Write out the records below once more, exactly as they stand.

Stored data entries
════════════════

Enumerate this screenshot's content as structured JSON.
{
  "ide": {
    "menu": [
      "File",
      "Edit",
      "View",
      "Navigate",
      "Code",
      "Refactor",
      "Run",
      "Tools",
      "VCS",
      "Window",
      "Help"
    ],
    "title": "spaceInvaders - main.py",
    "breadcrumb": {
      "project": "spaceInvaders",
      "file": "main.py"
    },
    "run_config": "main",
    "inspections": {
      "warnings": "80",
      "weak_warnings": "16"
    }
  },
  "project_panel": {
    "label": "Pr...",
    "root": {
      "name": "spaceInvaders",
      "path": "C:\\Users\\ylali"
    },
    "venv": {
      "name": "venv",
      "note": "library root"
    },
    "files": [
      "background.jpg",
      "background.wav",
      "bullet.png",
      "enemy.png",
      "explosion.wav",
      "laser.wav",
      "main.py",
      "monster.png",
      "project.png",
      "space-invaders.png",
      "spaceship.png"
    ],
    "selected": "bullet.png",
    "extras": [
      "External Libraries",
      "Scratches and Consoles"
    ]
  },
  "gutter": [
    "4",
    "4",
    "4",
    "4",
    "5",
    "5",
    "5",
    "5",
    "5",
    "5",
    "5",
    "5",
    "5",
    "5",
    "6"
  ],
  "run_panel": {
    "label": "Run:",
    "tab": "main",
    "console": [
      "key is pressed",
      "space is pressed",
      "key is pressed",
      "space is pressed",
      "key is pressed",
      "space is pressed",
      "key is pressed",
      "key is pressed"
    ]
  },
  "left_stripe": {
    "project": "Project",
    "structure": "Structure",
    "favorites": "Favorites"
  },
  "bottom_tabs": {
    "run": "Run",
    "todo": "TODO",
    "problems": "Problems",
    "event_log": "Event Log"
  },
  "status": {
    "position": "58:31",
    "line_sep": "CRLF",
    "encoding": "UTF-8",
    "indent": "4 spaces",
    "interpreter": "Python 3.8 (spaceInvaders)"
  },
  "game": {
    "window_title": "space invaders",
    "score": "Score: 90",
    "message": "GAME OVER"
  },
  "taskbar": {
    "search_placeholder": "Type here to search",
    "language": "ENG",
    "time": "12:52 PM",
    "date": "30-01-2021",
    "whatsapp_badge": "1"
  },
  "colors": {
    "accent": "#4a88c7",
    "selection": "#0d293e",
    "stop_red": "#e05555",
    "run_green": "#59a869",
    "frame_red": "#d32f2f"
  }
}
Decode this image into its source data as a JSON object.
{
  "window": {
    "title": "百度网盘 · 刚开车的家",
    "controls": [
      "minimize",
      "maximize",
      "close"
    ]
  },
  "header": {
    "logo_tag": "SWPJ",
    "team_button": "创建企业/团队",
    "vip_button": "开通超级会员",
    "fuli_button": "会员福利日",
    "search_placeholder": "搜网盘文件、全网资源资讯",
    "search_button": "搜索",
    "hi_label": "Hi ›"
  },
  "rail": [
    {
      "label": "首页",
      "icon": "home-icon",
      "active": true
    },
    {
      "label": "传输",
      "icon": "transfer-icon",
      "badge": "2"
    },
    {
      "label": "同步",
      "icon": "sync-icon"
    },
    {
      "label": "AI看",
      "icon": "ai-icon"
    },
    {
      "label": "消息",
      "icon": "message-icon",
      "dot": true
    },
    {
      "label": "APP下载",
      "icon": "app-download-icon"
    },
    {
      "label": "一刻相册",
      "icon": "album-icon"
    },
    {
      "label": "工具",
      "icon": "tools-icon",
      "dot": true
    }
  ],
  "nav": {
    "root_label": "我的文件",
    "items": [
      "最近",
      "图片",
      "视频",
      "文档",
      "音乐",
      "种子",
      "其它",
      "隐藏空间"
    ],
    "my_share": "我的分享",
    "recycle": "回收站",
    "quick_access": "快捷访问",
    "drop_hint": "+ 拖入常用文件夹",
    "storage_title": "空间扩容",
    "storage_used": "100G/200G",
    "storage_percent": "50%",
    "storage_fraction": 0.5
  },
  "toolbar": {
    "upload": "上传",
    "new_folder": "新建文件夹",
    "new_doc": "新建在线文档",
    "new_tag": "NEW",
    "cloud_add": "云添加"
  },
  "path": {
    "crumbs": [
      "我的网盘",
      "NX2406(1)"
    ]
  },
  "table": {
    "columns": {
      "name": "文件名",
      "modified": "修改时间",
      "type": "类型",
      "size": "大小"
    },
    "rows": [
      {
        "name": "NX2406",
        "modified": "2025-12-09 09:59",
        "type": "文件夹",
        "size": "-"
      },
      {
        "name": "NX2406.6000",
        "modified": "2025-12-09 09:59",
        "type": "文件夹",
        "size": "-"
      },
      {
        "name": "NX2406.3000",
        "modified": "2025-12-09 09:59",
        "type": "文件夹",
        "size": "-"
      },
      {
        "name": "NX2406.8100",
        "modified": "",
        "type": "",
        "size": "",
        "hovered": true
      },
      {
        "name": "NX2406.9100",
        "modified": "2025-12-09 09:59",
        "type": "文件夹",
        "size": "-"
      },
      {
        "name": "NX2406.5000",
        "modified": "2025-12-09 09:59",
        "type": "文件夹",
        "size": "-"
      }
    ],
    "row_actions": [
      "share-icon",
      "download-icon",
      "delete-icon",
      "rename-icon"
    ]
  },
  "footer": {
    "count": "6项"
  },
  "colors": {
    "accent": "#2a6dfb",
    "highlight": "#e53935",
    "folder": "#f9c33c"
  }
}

════════════════

## TASK RESPONSE
Enumerate this screenshot's content as structured JSON.
{
  "ide": {
    "menu": [
      "File",
      "Edit",
      "View",
      "Navigate",
      "Code",
      "Refactor",
      "Run",
      "Tools",
      "VCS",
      "Window",
      "Help"
    ],
    "title": "spaceInvaders - main.py",
    "breadcrumb": {
      "project": "spaceInvaders",
      "file": "main.py"
    },
    "run_config": "main",
    "inspections": {
      "warnings": "80",
      "weak_warnings": "16"
    }
  },
  "project_panel": {
    "label": "Pr...",
    "root": {
      "name": "spaceInvaders",
      "path": "C:\\Users\\ylali"
    },
    "venv": {
      "name": "venv",
      "note": "library root"
    },
    "files": [
      "background.jpg",
      "background.wav",
      "bullet.png",
      "enemy.png",
      "explosion.wav",
      "laser.wav",
      "main.py",
      "monster.png",
      "project.png",
      "space-invaders.png",
      "spaceship.png"
    ],
    "selected": "bullet.png",
    "extras": [
      "External Libraries",
      "Scratches and Consoles"
    ]
  },
  "gutter": [
    "4",
    "4",
    "4",
    "4",
    "5",
    "5",
    "5",
    "5",
    "5",
    "5",
    "5",
    "5",
    "5",
    "5",
    "6"
  ],
  "run_panel": {
    "label": "Run:",
    "tab": "main",
    "console": [
      "key is pressed",
      "space is pressed",
      "key is pressed",
      "space is pressed",
      "key is pressed",
      "space is pressed",
      "key is pressed",
      "key is pressed"
    ]
  },
  "left_stripe": {
    "project": "Project",
    "structure": "Structure",
    "favorites": "Favorites"
  },
  "bottom_tabs": {
    "run": "Run",
    "todo": "TODO",
    "problems": "Problems",
    "event_log": "Event Log"
  },
  "status": {
    "position": "58:31",
    "line_sep": "CRLF",
    "encoding": "UTF-8",
    "indent": "4 spaces",
    "interpreter": "Python 3.8 (spaceInvaders)"
  },
  "game": {
    "window_title": "space invaders",
    "score": "Score: 90",
    "message": "GAME OVER"
  },
  "taskbar": {
    "search_placeholder": "Type here to search",
    "language": "ENG",
    "time": "12:52 PM",
    "date": "30-01-2021",
    "whatsapp_badge": "1"
  },
  "colors": {
    "accent": "#4a88c7",
    "selection": "#0d293e",
    "stop_red": "#e05555",
    "run_green": "#59a869",
    "frame_red": "#d32f2f"
  }
}
Decode this image into its source data as a JSON object.
{
  "window": {
    "title": "百度网盘 · 刚开车的家",
    "controls": [
      "minimize",
      "maximize",
      "close"
    ]
  },
  "header": {
    "logo_tag": "SWPJ",
    "team_button": "创建企业/团队",
    "vip_button": "开通超级会员",
    "fuli_button": "会员福利日",
    "search_placeholder": "搜网盘文件、全网资源资讯",
    "search_button": "搜索",
    "hi_label": "Hi ›"
  },
  "rail": [
    {
      "label": "首页",
      "icon": "home-icon",
      "active": true
    },
    {
      "label": "传输",
      "icon": "transfer-icon",
      "badge": "2"
    },
    {
      "label": "同步",
      "icon": "sync-icon"
    },
    {
      "label": "AI看",
      "icon": "ai-icon"
    },
    {
      "label": "消息",
      "icon": "message-icon",
      "dot": true
    },
    {
      "label": "APP下载",
      "icon": "app-download-icon"
    },
    {
      "label": "一刻相册",
      "icon": "album-icon"
    },
    {
      "label": "工具",
      "icon": "tools-icon",
      "dot": true
    }
  ],
  "nav": {
    "root_label": "我的文件",
    "items": [
      "最近",
      "图片",
      "视频",
      "文档",
      "音乐",
      "种子",
      "其它",
      "隐藏空间"
    ],
    "my_share": "我的分享",
    "recycle": "回收站",
    "quick_access": "快捷访问",
    "drop_hint": "+ 拖入常用文件夹",
    "storage_title": "空间扩容",
    "storage_used": "100G/200G",
    "storage_percent": "50%",
    "storage_fraction": 0.5
  },
  "toolbar": {
    "upload": "上传",
    "new_folder": "新建文件夹",
    "new_doc": "新建在线文档",
    "new_tag": "NEW",
    "cloud_add": "云添加"
  },
  "path": {
    "crumbs": [
      "我的网盘",
      "NX2406(1)"
    ]
  },
  "table": {
    "columns": {
      "name": "文件名",
      "modified": "修改时间",
      "type": "类型",
      "size": "大小"
    },
    "rows": [
      {
        "name": "NX2406",
        "modified": "2025-12-09 09:59",
        "type": "文件夹",
        "size": "-"
      },
      {
        "name": "NX2406.6000",
        "modified": "2025-12-09 09:59",
        "type": "文件夹",
        "size": "-"
      },
      {
        "name": "NX2406.3000",
        "modified": "2025-12-09 09:59",
        "type": "文件夹",
        "size": "-"
      },
      {
        "name": "NX2406.8100",
        "modified": "",
        "type": "",
        "size": "",
        "hovered": true
      },
      {
        "name": "NX2406.9100",
        "modified": "2025-12-09 09:59",
        "type": "文件夹",
        "size": "-"
      },
      {
        "name": "NX2406.5000",
        "modified": "2025-12-09 09:59",
        "type": "文件夹",
        "size": "-"
      }
    ],
    "row_actions": [
      "share-icon",
      "download-icon",
      "delete-icon",
      "rename-icon"
    ]
  },
  "footer": {
    "count": "6项"
  },
  "colors": {
    "accent": "#2a6dfb",
    "highlight": "#e53935",
    "folder": "#f9c33c"
  }
}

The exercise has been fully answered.